Records:
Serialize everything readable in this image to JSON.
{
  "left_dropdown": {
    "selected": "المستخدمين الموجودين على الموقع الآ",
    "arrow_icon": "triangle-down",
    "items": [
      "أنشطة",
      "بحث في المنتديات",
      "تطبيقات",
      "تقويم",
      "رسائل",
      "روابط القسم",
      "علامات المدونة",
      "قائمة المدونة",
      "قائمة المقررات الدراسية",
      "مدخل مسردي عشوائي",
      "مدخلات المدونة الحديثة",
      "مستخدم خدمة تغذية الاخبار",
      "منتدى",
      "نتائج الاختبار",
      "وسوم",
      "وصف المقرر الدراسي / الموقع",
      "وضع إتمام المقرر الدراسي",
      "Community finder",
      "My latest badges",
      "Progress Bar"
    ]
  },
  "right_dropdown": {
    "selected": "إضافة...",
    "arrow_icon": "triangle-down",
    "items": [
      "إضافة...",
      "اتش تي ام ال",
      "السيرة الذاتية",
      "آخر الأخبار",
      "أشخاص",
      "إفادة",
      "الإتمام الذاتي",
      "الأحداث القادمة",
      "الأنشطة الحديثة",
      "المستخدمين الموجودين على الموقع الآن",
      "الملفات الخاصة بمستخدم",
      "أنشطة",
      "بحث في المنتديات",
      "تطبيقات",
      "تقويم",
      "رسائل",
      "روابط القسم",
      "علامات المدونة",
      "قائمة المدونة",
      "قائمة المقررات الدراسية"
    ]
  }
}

Requirement: Write the whole listing out again. Keep every line exactly as it is.

Response to this exercise:
Serialize everything readable in this image to JSON.
{
  "left_dropdown": {
    "selected": "المستخدمين الموجودين على الموقع الآ",
    "arrow_icon": "triangle-down",
    "items": [
      "أنشطة",
      "بحث في المنتديات",
      "تطبيقات",
      "تقويم",
      "رسائل",
      "روابط القسم",
      "علامات المدونة",
      "قائمة المدونة",
      "قائمة المقررات الدراسية",
      "مدخل مسردي عشوائي",
      "مدخلات المدونة الحديثة",
      "مستخدم خدمة تغذية الاخبار",
      "منتدى",
      "نتائج الاختبار",
      "وسوم",
      "وصف المقرر الدراسي / الموقع",
      "وضع إتمام المقرر الدراسي",
      "Community finder",
      "My latest badges",
      "Progress Bar"
    ]
  },
  "right_dropdown": {
    "selected": "إضافة...",
    "arrow_icon": "triangle-down",
    "items": [
      "إضافة...",
      "اتش تي ام ال",
      "السيرة الذاتية",
      "آخر الأخبار",
      "أشخاص",
      "إفادة",
      "الإتمام الذاتي",
      "الأحداث القادمة",
      "الأنشطة الحديثة",
      "المستخدمين الموجودين على الموقع الآن",
      "الملفات الخاصة بمستخدم",
      "أنشطة",
      "بحث في المنتديات",
      "تطبيقات",
      "تقويم",
      "رسائل",
      "روابط القسم",
      "علامات المدونة",
      "قائمة المدونة",
      "قائمة المقررات الدراسية"
    ]
  }
}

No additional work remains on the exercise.